%%
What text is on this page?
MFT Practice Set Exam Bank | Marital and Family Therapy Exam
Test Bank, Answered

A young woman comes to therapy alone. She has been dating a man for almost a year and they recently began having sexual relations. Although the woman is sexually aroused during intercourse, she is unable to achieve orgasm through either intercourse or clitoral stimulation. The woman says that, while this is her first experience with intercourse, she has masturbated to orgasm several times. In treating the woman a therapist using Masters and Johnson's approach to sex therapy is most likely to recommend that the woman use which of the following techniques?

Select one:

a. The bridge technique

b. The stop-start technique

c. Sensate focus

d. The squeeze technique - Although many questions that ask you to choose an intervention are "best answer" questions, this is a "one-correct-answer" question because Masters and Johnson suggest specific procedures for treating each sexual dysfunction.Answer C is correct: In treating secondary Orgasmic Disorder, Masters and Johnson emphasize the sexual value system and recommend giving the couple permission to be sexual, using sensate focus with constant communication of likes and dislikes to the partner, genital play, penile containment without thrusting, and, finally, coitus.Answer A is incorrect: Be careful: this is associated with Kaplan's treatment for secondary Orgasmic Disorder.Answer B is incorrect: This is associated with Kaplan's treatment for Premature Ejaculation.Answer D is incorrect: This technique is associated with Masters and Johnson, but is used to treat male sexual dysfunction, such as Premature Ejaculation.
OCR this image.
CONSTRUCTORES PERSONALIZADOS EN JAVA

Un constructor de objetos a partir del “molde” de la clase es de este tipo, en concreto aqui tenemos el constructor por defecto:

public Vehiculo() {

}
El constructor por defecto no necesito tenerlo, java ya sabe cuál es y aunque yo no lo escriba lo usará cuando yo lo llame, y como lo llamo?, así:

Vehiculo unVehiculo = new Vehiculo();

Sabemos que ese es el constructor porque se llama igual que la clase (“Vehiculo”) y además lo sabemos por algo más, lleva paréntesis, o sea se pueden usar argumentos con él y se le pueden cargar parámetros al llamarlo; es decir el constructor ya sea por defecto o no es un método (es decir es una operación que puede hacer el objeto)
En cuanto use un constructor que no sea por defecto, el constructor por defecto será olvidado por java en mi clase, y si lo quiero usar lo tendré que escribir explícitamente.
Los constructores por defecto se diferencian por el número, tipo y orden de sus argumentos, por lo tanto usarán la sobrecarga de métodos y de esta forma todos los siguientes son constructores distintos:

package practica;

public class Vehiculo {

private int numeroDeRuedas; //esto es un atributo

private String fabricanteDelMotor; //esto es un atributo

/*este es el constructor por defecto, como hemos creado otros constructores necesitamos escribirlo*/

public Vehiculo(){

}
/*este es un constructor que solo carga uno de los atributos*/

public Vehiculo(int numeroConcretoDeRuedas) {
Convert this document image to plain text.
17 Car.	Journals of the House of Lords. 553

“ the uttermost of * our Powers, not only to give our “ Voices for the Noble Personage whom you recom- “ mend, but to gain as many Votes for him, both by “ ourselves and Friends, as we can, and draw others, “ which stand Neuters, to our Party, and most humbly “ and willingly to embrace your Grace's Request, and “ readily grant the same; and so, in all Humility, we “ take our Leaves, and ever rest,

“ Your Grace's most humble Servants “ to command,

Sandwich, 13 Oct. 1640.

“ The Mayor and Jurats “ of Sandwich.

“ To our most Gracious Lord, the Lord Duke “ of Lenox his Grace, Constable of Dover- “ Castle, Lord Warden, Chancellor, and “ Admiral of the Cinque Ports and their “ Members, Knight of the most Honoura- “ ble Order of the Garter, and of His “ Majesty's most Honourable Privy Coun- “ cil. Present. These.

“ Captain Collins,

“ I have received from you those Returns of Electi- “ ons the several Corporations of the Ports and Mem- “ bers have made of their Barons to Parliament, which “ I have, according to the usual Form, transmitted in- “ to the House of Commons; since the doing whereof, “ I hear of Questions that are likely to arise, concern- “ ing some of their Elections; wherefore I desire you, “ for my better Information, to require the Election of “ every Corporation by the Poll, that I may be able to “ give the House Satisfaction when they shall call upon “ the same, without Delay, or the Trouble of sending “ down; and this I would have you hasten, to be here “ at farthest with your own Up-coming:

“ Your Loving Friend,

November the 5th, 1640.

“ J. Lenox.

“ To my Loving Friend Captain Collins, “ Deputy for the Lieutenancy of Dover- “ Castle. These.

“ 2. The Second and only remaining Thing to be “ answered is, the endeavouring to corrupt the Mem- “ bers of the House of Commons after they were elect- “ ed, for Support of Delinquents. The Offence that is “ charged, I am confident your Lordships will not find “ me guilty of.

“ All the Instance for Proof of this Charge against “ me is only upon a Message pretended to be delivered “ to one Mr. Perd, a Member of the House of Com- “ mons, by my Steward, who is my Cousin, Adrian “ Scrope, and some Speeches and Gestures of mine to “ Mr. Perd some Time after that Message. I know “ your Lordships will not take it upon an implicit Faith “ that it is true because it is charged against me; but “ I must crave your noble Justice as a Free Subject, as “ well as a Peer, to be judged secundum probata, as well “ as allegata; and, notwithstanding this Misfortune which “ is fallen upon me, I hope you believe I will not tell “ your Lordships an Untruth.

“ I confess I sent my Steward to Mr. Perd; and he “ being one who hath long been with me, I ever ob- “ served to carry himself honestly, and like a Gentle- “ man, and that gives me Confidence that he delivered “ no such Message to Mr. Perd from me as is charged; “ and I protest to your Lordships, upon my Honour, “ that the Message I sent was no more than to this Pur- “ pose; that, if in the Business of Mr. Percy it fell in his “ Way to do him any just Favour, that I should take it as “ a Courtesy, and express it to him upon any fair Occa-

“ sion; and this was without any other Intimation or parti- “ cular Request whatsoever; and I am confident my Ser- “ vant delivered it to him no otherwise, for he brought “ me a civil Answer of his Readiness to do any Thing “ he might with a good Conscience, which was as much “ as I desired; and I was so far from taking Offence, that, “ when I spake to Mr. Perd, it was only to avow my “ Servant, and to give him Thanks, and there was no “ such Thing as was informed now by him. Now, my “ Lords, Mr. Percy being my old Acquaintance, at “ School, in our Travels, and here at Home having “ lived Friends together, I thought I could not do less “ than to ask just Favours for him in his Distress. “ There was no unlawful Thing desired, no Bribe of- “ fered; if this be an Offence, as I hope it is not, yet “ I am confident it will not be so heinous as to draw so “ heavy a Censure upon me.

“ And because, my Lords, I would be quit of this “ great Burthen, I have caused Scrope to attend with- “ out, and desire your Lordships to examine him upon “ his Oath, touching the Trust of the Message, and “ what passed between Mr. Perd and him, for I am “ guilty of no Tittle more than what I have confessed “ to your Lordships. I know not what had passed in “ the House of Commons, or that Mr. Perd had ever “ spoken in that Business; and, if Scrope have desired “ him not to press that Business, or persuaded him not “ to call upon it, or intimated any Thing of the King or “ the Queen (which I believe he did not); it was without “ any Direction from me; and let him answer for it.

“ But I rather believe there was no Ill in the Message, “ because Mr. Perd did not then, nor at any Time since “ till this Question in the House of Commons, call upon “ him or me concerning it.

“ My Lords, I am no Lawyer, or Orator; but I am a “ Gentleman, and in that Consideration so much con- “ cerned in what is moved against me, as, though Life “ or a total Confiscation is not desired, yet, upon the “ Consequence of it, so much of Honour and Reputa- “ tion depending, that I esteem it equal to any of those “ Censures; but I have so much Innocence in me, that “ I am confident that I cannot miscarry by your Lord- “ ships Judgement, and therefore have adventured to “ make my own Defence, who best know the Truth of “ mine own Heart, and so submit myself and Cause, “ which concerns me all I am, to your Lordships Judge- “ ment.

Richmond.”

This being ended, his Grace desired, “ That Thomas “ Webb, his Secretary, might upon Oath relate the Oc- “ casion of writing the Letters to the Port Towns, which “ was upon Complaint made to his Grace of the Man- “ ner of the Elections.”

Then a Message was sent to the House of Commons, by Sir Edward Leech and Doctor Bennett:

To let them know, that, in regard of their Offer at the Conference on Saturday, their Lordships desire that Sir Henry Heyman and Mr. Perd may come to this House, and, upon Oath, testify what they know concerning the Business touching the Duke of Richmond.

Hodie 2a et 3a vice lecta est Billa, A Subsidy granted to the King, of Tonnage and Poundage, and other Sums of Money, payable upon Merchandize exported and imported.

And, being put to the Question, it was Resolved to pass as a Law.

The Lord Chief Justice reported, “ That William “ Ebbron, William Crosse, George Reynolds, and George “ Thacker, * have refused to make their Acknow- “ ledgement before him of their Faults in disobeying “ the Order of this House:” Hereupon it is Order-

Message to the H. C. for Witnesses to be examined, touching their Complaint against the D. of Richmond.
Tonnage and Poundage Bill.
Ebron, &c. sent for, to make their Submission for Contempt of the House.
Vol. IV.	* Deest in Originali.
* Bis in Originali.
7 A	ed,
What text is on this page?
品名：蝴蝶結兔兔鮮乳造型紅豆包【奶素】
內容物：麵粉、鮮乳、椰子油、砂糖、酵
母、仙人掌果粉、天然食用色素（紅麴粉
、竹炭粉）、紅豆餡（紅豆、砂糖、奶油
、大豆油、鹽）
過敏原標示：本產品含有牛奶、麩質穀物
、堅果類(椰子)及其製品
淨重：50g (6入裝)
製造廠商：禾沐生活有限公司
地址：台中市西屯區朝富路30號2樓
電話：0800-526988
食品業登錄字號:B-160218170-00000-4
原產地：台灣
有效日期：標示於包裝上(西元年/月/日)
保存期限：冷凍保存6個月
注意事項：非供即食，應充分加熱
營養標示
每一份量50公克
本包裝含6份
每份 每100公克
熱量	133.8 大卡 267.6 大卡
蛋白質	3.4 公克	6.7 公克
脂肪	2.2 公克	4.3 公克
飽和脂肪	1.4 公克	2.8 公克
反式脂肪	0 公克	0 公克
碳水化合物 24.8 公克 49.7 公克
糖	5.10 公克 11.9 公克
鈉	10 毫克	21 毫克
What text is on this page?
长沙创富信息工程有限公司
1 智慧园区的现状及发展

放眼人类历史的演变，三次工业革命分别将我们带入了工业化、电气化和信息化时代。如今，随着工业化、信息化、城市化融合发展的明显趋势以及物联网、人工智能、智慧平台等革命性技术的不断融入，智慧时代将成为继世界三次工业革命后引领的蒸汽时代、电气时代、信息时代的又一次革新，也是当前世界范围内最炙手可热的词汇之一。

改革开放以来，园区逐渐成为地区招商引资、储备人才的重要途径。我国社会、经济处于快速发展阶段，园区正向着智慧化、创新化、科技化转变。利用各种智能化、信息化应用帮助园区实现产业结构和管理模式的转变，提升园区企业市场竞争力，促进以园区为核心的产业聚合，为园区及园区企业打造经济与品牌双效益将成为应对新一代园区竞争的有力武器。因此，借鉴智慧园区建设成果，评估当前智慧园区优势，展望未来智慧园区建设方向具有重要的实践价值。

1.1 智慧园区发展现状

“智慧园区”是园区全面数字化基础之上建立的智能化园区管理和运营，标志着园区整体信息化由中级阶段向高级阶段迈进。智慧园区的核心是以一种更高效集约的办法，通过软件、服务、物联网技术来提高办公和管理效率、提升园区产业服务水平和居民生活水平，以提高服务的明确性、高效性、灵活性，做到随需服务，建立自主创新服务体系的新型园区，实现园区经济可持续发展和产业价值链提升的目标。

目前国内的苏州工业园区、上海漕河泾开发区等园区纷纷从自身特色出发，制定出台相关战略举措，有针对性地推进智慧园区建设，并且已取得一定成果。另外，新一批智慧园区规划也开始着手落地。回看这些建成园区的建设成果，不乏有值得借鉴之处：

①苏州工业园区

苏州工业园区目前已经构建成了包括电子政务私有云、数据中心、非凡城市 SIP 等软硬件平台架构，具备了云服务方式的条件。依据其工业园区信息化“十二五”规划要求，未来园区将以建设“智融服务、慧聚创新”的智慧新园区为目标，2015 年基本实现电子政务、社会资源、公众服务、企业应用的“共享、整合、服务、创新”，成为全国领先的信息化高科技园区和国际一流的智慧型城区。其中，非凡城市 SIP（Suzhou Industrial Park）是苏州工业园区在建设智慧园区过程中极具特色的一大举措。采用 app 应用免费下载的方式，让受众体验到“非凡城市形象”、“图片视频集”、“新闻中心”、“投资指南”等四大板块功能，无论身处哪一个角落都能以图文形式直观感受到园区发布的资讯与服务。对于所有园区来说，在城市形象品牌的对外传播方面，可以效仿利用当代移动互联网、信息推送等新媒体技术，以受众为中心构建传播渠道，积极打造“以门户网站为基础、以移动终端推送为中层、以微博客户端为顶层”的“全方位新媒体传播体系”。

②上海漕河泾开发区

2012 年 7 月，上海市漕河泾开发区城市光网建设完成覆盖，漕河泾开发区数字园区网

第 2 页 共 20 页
%%
WHAT TO DO: Look over the records above and copy each line that includes the string "public".

TASK RESULT:
public Vehiculo() {
public class Vehiculo {
public Vehiculo(){
public Vehiculo(int numeroConcretoDeRuedas) {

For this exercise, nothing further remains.